Given data:

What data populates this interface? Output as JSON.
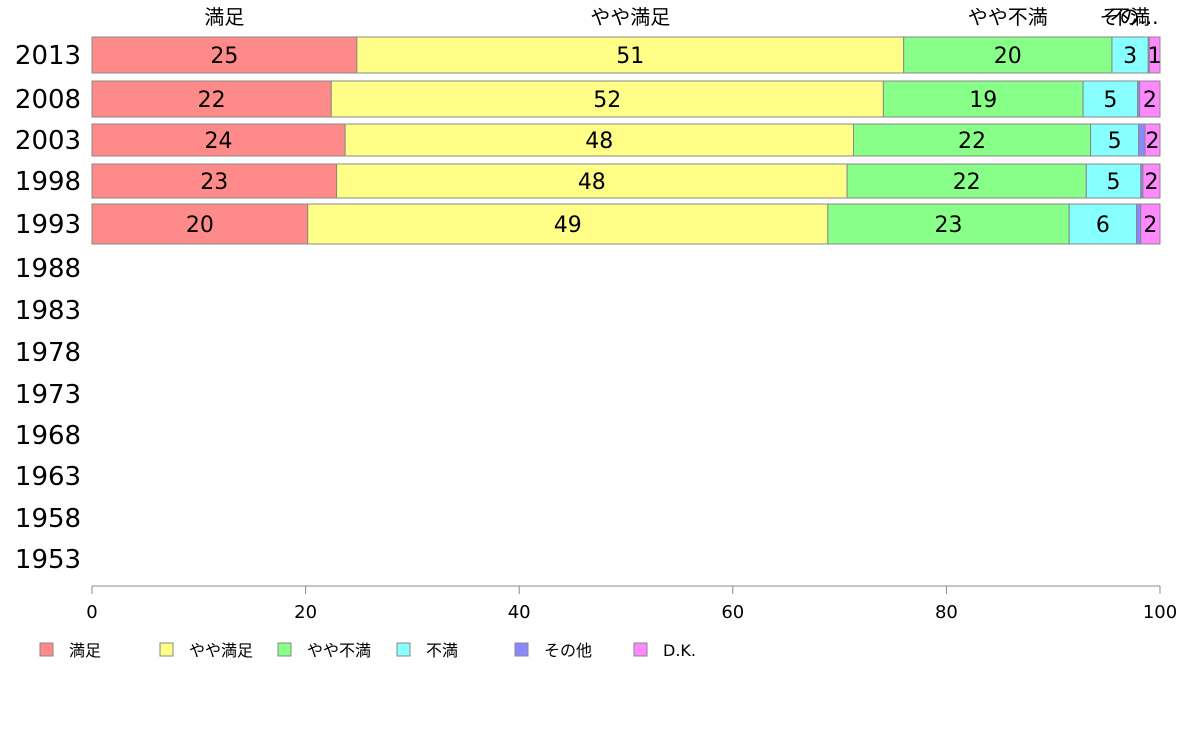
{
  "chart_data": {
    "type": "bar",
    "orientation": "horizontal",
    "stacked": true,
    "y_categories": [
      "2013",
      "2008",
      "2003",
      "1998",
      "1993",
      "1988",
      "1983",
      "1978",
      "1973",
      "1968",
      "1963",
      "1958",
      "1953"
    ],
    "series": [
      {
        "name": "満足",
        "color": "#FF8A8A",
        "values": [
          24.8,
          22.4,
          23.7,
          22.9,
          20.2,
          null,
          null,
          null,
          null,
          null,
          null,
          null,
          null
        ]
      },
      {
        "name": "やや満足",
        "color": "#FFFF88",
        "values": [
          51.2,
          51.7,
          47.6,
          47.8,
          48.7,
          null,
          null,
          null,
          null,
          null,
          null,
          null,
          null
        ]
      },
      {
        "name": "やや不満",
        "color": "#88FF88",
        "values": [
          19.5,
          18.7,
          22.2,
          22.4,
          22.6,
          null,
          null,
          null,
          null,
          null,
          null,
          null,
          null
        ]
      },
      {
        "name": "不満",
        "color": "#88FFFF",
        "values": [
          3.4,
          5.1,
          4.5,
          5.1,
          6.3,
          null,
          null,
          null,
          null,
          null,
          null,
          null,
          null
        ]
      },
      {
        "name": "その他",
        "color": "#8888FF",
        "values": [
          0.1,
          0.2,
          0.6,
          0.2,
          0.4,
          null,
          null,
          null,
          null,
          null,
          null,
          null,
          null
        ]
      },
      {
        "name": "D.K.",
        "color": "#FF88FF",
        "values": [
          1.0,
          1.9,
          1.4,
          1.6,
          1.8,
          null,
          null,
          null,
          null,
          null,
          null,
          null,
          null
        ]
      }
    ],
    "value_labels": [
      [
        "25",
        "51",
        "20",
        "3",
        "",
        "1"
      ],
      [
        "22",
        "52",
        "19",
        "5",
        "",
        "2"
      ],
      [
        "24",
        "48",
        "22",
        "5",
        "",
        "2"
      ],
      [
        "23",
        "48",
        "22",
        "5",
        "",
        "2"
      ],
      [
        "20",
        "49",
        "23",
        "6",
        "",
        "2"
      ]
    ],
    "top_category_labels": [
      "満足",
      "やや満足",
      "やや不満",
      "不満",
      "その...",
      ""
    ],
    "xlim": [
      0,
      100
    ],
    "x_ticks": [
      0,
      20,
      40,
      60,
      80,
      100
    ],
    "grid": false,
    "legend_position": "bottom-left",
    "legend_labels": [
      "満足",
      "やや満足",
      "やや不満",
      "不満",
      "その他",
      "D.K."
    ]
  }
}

Written exercise:
Leave out all pictures, then copy the remaining material exactly.

Answer:
What data populates this interface? Output as JSON.
{
  "chart_data": {
    "type": "bar",
    "orientation": "horizontal",
    "stacked": true,
    "y_categories": [
      "2013",
      "2008",
      "2003",
      "1998",
      "1993",
      "1988",
      "1983",
      "1978",
      "1973",
      "1968",
      "1963",
      "1958",
      "1953"
    ],
    "series": [
      {
        "name": "満足",
        "color": "#FF8A8A",
        "values": [
          24.8,
          22.4,
          23.7,
          22.9,
          20.2,
          null,
          null,
          null,
          null,
          null,
          null,
          null,
          null
        ]
      },
      {
        "name": "やや満足",
        "color": "#FFFF88",
        "values": [
          51.2,
          51.7,
          47.6,
          47.8,
          48.7,
          null,
          null,
          null,
          null,
          null,
          null,
          null,
          null
        ]
      },
      {
        "name": "やや不満",
        "color": "#88FF88",
        "values": [
          19.5,
          18.7,
          22.2,
          22.4,
          22.6,
          null,
          null,
          null,
          null,
          null,
          null,
          null,
          null
        ]
      },
      {
        "name": "不満",
        "color": "#88FFFF",
        "values": [
          3.4,
          5.1,
          4.5,
          5.1,
          6.3,
          null,
          null,
          null,
          null,
          null,
          null,
          null,
          null
        ]
      },
      {
        "name": "その他",
        "color": "#8888FF",
        "values": [
          0.1,
          0.2,
          0.6,
          0.2,
          0.4,
          null,
          null,
          null,
          null,
          null,
          null,
          null,
          null
        ]
      },
      {
        "name": "D.K.",
        "color": "#FF88FF",
        "values": [
          1.0,
          1.9,
          1.4,
          1.6,
          1.8,
          null,
          null,
          null,
          null,
          null,
          null,
          null,
          null
        ]
      }
    ],
    "value_labels": [
      [
        "25",
        "51",
        "20",
        "3",
        "",
        "1"
      ],
      [
        "22",
        "52",
        "19",
        "5",
        "",
        "2"
      ],
      [
        "24",
        "48",
        "22",
        "5",
        "",
        "2"
      ],
      [
        "23",
        "48",
        "22",
        "5",
        "",
        "2"
      ],
      [
        "20",
        "49",
        "23",
        "6",
        "",
        "2"
      ]
    ],
    "top_category_labels": [
      "満足",
      "やや満足",
      "やや不満",
      "不満",
      "その...",
      ""
    ],
    "xlim": [
      0,
      100
    ],
    "x_ticks": [
      0,
      20,
      40,
      60,
      80,
      100
    ],
    "grid": false,
    "legend_position": "bottom-left",
    "legend_labels": [
      "満足",
      "やや満足",
      "やや不満",
      "不満",
      "その他",
      "D.K."
    ]
  }
}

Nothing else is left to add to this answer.